■ **EXERCISE**
Transcribe the full listing exactly, and drop every picture.

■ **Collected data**

——

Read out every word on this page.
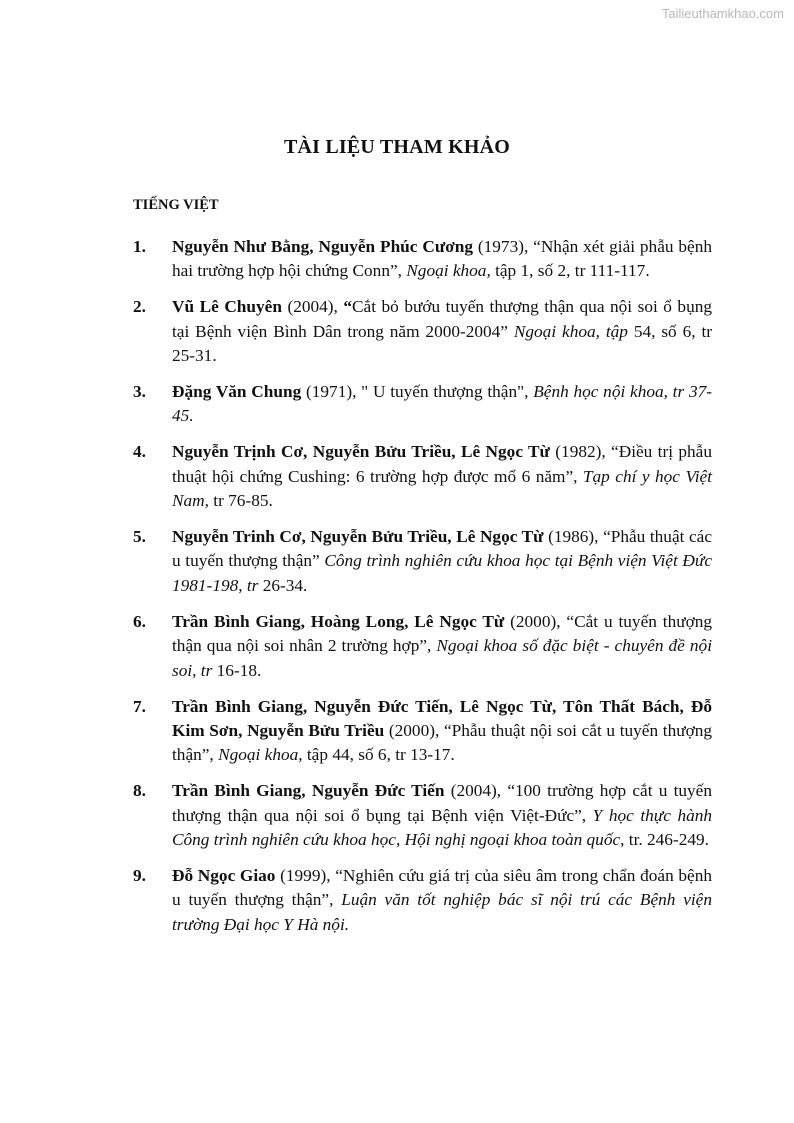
Tailieuthamkhao.com
TÀI LIỆU THAM KHẢO
TIẾNG VIỆT
1.	Nguyễn Như Bằng, Nguyễn Phúc Cương (1973), “Nhận xét giải phẫu bệnh hai trường hợp hội chứng Conn”, Ngoại khoa, tập 1, số 2, tr 111-117.
2.	Vũ Lê Chuyên (2004), “Cắt bỏ bướu tuyến thượng thận qua nội soi ổ bụng tại Bệnh viện Bình Dân trong năm 2000-2004” Ngoại khoa, tập 54, số 6, tr 25-31.
3.	Đặng Văn Chung (1971), " U tuyến thượng thận", Bệnh học nội khoa, tr 37-45.
4.	Nguyễn Trịnh Cơ, Nguyễn Bửu Triều, Lê Ngọc Từ (1982), “Điều trị phẫu thuật hội chứng Cushing: 6 trường hợp được mổ 6 năm”, Tạp chí y học Việt Nam, tr 76-85.
5.	Nguyễn Trinh Cơ, Nguyễn Bửu Triều, Lê Ngọc Từ (1986), “Phẫu thuật các u tuyến thượng thận” Công trình nghiên cứu khoa học tại Bệnh viện Việt Đức 1981-198, tr 26-34.
6.	Trần Bình Giang, Hoàng Long, Lê Ngọc Từ (2000), “Cắt u tuyến thượng thận qua nội soi nhân 2 trường hợp”, Ngoại khoa số đặc biệt - chuyên đề nội soi, tr 16-18.
7.	Trần Bình Giang, Nguyễn Đức Tiến, Lê Ngọc Từ, Tôn Thất Bách, Đỗ Kim Sơn, Nguyễn Bửu Triều (2000), “Phẫu thuật nội soi cắt u tuyến thượng thận”, Ngoại khoa, tập 44, số 6, tr 13-17.
8.	Trần Bình Giang, Nguyễn Đức Tiến (2004), “100 trường hợp cắt u tuyến thượng thận qua nội soi ổ bụng tại Bệnh viện Việt-Đức”, Y học thực hành Công trình nghiên cứu khoa học, Hội nghị ngoại khoa toàn quốc, tr. 246-249.
9.	Đỗ Ngọc Giao (1999), “Nghiên cứu giá trị của siêu âm trong chẩn đoán bệnh u tuyến thượng thận”, Luận văn tốt nghiệp bác sĩ nội trú các Bệnh viện trường Đại học Y Hà nội.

——

■ **CORRECT RESPONSE**
Read out every word on this page.
Tailieuthamkhao.com
TÀI LIỆU THAM KHẢO
TIẾNG VIỆT
1.	Nguyễn Như Bằng, Nguyễn Phúc Cương (1973), “Nhận xét giải phẫu bệnh hai trường hợp hội chứng Conn”, Ngoại khoa, tập 1, số 2, tr 111-117.
2.	Vũ Lê Chuyên (2004), “Cắt bỏ bướu tuyến thượng thận qua nội soi ổ bụng tại Bệnh viện Bình Dân trong năm 2000-2004” Ngoại khoa, tập 54, số 6, tr 25-31.
3.	Đặng Văn Chung (1971), " U tuyến thượng thận", Bệnh học nội khoa, tr 37-45.
4.	Nguyễn Trịnh Cơ, Nguyễn Bửu Triều, Lê Ngọc Từ (1982), “Điều trị phẫu thuật hội chứng Cushing: 6 trường hợp được mổ 6 năm”, Tạp chí y học Việt Nam, tr 76-85.
5.	Nguyễn Trinh Cơ, Nguyễn Bửu Triều, Lê Ngọc Từ (1986), “Phẫu thuật các u tuyến thượng thận” Công trình nghiên cứu khoa học tại Bệnh viện Việt Đức 1981-198, tr 26-34.
6.	Trần Bình Giang, Hoàng Long, Lê Ngọc Từ (2000), “Cắt u tuyến thượng thận qua nội soi nhân 2 trường hợp”, Ngoại khoa số đặc biệt - chuyên đề nội soi, tr 16-18.
7.	Trần Bình Giang, Nguyễn Đức Tiến, Lê Ngọc Từ, Tôn Thất Bách, Đỗ Kim Sơn, Nguyễn Bửu Triều (2000), “Phẫu thuật nội soi cắt u tuyến thượng thận”, Ngoại khoa, tập 44, số 6, tr 13-17.
8.	Trần Bình Giang, Nguyễn Đức Tiến (2004), “100 trường hợp cắt u tuyến thượng thận qua nội soi ổ bụng tại Bệnh viện Việt-Đức”, Y học thực hành Công trình nghiên cứu khoa học, Hội nghị ngoại khoa toàn quốc, tr. 246-249.
9.	Đỗ Ngọc Giao (1999), “Nghiên cứu giá trị của siêu âm trong chẩn đoán bệnh u tuyến thượng thận”, Luận văn tốt nghiệp bác sĩ nội trú các Bệnh viện trường Đại học Y Hà nội.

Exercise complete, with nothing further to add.